* Begin *

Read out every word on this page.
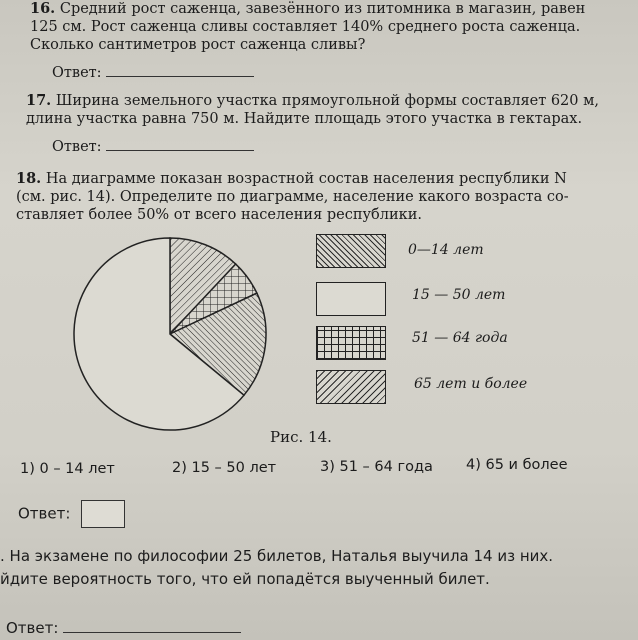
16. Средний рост саженца, завезённого из питомника в магазин, равен
125 см. Рост саженца сливы составляет 140% среднего роста саженца.
Сколько сантиметров рост саженца сливы?
Ответ:
17. Ширина земельного участка прямоугольной формы составляет 620 м,
длина участка равна 750 м. Найдите площадь этого участка в гектарах.
Ответ:
18. На диаграмме показан возрастной состав населения республики N
(см. рис. 14). Определите по диаграмме, население какого возраста со-
ставляет более 50% от всего населения республики.
0—14 лет
15 — 50 лет
51 — 64 года
65 лет и более
Рис. 14.
1) 0 – 14 лет	2) 15 – 50 лет	3) 51 – 64 года 4) 65 и более
Ответ:
. На экзамене по философии 25 билетов, Наталья выучила 14 из них.
йдите вероятность того, что ей попадётся выученный билет.
Ответ:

* End *

Give the data again exactly as written, with all pictures left out.

**Full output:**
Read out every word on this page.
16. Средний рост саженца, завезённого из питомника в магазин, равен
125 см. Рост саженца сливы составляет 140% среднего роста саженца.
Сколько сантиметров рост саженца сливы?
Ответ:
17. Ширина земельного участка прямоугольной формы составляет 620 м,
длина участка равна 750 м. Найдите площадь этого участка в гектарах.
Ответ:
18. На диаграмме показан возрастной состав населения республики N
(см. рис. 14). Определите по диаграмме, население какого возраста со-
ставляет более 50% от всего населения республики.
0—14 лет
15 — 50 лет
51 — 64 года
65 лет и более
Рис. 14.
1) 0 – 14 лет	2) 15 – 50 лет	3) 51 – 64 года 4) 65 и более
Ответ:
. На экзамене по философии 25 билетов, Наталья выучила 14 из них.
йдите вероятность того, что ей попадётся выученный билет.
Ответ:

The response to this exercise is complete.